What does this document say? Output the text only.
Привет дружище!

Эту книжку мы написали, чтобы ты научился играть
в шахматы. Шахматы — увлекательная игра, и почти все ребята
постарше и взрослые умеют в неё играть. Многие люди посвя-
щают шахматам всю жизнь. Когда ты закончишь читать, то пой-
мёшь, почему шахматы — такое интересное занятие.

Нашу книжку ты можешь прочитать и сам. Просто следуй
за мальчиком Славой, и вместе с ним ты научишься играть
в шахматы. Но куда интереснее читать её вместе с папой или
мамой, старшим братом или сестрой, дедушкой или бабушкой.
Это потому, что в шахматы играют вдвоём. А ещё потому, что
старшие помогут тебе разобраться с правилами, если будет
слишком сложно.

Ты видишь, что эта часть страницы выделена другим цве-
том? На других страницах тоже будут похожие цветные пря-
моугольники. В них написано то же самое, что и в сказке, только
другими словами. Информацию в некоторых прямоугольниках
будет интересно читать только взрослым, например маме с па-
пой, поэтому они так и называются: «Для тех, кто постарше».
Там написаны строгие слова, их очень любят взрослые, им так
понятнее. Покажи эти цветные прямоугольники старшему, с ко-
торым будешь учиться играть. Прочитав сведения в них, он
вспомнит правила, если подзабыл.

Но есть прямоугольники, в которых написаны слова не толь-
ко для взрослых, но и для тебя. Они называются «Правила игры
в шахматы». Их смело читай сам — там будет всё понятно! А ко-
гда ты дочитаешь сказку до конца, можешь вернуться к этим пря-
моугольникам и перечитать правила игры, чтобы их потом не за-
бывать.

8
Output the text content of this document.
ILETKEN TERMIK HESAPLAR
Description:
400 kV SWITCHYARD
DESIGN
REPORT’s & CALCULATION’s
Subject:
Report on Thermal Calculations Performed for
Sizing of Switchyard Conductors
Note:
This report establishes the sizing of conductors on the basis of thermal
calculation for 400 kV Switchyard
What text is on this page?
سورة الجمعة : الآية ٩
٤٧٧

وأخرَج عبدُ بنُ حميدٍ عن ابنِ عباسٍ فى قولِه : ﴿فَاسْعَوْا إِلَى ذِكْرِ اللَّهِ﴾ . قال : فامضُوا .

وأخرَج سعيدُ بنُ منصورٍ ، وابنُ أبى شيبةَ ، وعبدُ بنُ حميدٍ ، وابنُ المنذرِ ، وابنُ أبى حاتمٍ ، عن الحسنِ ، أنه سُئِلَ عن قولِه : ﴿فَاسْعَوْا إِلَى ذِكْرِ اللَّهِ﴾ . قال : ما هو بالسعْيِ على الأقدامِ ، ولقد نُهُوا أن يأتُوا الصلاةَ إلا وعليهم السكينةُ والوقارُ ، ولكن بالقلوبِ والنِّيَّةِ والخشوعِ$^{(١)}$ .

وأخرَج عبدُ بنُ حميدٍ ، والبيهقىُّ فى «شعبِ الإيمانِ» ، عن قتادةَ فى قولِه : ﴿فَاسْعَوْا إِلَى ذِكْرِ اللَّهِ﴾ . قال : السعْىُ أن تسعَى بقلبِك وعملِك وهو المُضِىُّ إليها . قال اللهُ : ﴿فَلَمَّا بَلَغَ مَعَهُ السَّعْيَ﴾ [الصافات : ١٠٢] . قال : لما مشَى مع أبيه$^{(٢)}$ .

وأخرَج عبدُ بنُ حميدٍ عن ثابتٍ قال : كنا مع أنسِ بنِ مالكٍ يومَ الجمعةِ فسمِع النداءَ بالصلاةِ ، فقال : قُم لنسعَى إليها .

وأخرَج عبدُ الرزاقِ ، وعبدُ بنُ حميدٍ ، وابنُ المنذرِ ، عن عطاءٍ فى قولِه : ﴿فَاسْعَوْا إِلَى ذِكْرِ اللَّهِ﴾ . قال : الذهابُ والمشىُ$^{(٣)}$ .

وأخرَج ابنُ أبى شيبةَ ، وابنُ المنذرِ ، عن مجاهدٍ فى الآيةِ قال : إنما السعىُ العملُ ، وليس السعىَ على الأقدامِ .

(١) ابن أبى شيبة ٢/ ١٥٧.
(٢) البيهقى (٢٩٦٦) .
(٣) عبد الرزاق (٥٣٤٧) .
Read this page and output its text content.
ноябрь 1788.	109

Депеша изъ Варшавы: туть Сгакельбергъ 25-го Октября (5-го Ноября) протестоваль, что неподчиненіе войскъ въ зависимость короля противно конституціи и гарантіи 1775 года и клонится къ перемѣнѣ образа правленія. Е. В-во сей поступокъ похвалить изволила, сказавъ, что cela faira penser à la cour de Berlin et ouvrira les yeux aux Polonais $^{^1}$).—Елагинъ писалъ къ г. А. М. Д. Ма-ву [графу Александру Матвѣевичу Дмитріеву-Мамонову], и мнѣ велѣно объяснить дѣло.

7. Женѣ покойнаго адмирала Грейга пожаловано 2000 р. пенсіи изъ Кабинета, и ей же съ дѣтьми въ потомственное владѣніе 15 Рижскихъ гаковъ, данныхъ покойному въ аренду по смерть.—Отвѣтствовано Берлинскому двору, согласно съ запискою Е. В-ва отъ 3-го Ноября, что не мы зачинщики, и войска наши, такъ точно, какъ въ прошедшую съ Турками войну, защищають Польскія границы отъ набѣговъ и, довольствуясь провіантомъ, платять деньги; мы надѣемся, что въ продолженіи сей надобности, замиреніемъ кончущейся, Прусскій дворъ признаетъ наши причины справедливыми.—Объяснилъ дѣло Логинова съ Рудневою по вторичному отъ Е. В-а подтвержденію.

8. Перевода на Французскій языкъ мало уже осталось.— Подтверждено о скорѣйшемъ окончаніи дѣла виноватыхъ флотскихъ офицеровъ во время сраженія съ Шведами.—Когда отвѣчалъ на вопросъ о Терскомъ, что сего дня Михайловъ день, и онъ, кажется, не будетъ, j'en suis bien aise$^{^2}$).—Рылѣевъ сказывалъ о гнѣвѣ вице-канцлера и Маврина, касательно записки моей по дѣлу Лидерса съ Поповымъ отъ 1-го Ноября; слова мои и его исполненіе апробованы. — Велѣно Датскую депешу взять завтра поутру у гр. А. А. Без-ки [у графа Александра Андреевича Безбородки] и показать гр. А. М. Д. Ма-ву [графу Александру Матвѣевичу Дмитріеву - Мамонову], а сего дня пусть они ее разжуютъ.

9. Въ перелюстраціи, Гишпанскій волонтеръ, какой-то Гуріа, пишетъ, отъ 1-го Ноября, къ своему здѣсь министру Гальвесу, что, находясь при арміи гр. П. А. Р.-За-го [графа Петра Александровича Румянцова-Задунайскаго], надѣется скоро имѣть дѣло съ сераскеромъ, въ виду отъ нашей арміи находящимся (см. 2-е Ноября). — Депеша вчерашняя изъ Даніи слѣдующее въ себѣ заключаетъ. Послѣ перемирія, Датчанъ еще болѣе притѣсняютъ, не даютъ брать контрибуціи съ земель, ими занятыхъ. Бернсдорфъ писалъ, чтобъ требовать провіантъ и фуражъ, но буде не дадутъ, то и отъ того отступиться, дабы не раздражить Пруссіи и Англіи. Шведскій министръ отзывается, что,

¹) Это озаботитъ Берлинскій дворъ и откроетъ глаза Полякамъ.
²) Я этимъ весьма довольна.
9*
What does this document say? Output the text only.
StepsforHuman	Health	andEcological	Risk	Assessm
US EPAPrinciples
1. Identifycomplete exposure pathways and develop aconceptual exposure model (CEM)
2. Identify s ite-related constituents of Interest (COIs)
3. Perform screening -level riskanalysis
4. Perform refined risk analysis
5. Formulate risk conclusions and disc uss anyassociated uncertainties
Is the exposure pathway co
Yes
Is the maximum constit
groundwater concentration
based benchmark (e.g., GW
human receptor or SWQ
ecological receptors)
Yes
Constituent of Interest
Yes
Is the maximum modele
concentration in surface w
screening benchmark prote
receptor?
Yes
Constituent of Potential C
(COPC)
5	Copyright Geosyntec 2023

+++++

Directions:
Pick out each line in the material containing "вместе".

Correct answer:
за мальчиком Славой, и вместе с ним ты научишься играть
в шахматы. Но куда интереснее читать её вместе с папой или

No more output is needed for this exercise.